To do –
Could you transcribe the material below exactly, without leaving out a single line?

------------------------------

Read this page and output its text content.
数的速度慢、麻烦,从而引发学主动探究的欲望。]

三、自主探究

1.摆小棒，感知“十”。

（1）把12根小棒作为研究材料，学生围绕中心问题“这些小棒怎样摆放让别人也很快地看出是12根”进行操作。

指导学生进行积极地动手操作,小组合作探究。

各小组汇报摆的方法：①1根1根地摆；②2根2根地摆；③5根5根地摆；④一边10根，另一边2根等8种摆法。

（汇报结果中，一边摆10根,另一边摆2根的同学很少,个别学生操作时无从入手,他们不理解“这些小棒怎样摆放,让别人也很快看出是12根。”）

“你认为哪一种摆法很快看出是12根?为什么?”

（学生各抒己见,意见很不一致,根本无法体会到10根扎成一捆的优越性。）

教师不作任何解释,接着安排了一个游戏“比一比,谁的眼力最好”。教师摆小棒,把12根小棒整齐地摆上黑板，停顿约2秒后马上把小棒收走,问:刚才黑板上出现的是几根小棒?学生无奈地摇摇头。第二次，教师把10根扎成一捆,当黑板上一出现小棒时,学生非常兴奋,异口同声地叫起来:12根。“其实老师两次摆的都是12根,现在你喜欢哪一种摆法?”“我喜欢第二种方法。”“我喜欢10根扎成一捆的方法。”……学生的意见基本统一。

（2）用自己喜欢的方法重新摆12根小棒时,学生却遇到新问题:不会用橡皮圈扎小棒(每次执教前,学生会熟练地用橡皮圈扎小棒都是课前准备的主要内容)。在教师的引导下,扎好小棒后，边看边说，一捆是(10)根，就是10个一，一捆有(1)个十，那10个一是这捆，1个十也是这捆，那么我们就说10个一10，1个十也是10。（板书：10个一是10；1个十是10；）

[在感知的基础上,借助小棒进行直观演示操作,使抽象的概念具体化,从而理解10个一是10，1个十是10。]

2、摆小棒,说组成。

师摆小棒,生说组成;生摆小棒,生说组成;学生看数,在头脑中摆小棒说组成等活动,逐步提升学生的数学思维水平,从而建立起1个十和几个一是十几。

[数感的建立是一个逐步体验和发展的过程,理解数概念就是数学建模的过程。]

------------------------------

Written solution –
Read this page and output its text content.
数的速度慢、麻烦,从而引发学主动探究的欲望。]

三、自主探究

1.摆小棒，感知“十”。

（1）把12根小棒作为研究材料，学生围绕中心问题“这些小棒怎样摆放让别人也很快地看出是12根”进行操作。

指导学生进行积极地动手操作,小组合作探究。

各小组汇报摆的方法：①1根1根地摆；②2根2根地摆；③5根5根地摆；④一边10根，另一边2根等8种摆法。

（汇报结果中，一边摆10根,另一边摆2根的同学很少,个别学生操作时无从入手,他们不理解“这些小棒怎样摆放,让别人也很快看出是12根。”）

“你认为哪一种摆法很快看出是12根?为什么?”

（学生各抒己见,意见很不一致,根本无法体会到10根扎成一捆的优越性。）

教师不作任何解释,接着安排了一个游戏“比一比,谁的眼力最好”。教师摆小棒,把12根小棒整齐地摆上黑板，停顿约2秒后马上把小棒收走,问:刚才黑板上出现的是几根小棒?学生无奈地摇摇头。第二次，教师把10根扎成一捆,当黑板上一出现小棒时,学生非常兴奋,异口同声地叫起来:12根。“其实老师两次摆的都是12根,现在你喜欢哪一种摆法?”“我喜欢第二种方法。”“我喜欢10根扎成一捆的方法。”……学生的意见基本统一。

（2）用自己喜欢的方法重新摆12根小棒时,学生却遇到新问题:不会用橡皮圈扎小棒(每次执教前,学生会熟练地用橡皮圈扎小棒都是课前准备的主要内容)。在教师的引导下,扎好小棒后，边看边说，一捆是(10)根，就是10个一，一捆有(1)个十，那10个一是这捆，1个十也是这捆，那么我们就说10个一10，1个十也是10。（板书：10个一是10；1个十是10；）

[在感知的基础上,借助小棒进行直观演示操作,使抽象的概念具体化,从而理解10个一是10，1个十是10。]

2、摆小棒,说组成。

师摆小棒,生说组成;生摆小棒,生说组成;学生看数,在头脑中摆小棒说组成等活动,逐步提升学生的数学思维水平,从而建立起1个十和几个一是十几。

[数感的建立是一个逐步体验和发展的过程,理解数概念就是数学建模的过程。]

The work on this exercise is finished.